*TASK TO CARRY OUT*:
Report every line below that holds the word "годов".

[Data entries]
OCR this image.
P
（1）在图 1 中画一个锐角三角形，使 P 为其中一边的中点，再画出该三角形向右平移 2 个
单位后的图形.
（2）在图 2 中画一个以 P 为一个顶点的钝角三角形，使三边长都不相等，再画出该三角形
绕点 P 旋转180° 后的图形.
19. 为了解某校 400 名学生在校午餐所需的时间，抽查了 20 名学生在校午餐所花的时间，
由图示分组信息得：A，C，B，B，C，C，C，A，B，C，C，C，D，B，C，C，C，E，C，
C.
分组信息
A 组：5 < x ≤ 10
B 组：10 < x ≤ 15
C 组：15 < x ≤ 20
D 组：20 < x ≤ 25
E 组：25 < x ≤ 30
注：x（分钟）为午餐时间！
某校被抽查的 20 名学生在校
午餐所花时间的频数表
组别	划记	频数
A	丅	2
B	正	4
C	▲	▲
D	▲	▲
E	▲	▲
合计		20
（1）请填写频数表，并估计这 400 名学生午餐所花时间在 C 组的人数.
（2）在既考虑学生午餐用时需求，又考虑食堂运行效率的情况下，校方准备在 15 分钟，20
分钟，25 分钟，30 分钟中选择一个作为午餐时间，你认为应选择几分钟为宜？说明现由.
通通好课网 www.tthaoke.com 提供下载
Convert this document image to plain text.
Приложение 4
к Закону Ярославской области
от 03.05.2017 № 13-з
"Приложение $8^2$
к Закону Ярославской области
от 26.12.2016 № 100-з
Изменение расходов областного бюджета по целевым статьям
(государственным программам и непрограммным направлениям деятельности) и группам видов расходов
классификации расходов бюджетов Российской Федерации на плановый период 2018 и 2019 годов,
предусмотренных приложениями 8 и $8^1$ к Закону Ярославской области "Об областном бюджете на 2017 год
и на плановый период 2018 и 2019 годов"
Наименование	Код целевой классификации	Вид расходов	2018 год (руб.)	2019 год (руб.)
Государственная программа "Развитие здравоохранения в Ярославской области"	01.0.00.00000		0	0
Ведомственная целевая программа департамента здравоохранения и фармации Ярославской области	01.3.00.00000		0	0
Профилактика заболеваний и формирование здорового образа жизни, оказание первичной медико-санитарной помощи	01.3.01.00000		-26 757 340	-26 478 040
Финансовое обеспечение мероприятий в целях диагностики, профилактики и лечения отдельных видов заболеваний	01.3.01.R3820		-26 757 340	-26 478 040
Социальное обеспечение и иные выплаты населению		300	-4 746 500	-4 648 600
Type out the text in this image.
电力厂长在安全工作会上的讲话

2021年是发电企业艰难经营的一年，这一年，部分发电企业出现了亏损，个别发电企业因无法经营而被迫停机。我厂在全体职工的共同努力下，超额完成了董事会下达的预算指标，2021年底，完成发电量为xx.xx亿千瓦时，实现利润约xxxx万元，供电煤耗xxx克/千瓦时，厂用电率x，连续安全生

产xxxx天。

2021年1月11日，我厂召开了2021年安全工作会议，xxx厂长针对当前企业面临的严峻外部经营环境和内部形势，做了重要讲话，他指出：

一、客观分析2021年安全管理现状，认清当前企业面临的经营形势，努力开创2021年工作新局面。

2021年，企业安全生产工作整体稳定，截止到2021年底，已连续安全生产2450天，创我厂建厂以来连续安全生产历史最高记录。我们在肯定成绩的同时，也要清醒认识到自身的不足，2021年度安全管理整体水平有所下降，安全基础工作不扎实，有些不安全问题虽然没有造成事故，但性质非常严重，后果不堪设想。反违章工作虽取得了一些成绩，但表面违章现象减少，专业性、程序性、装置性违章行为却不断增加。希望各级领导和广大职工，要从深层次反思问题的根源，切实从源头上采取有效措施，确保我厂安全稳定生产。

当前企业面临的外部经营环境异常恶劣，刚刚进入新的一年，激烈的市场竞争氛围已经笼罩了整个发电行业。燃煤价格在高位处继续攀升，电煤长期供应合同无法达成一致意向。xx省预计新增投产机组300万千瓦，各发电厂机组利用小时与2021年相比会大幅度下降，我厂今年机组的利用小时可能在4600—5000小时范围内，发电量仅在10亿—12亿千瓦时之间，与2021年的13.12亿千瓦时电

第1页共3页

*CORRECT ANSWER*:
классификации расходов бюджетов Российской Федерации на плановый период 2018 и 2019 годов,
и на плановый период 2018 и 2019 годов"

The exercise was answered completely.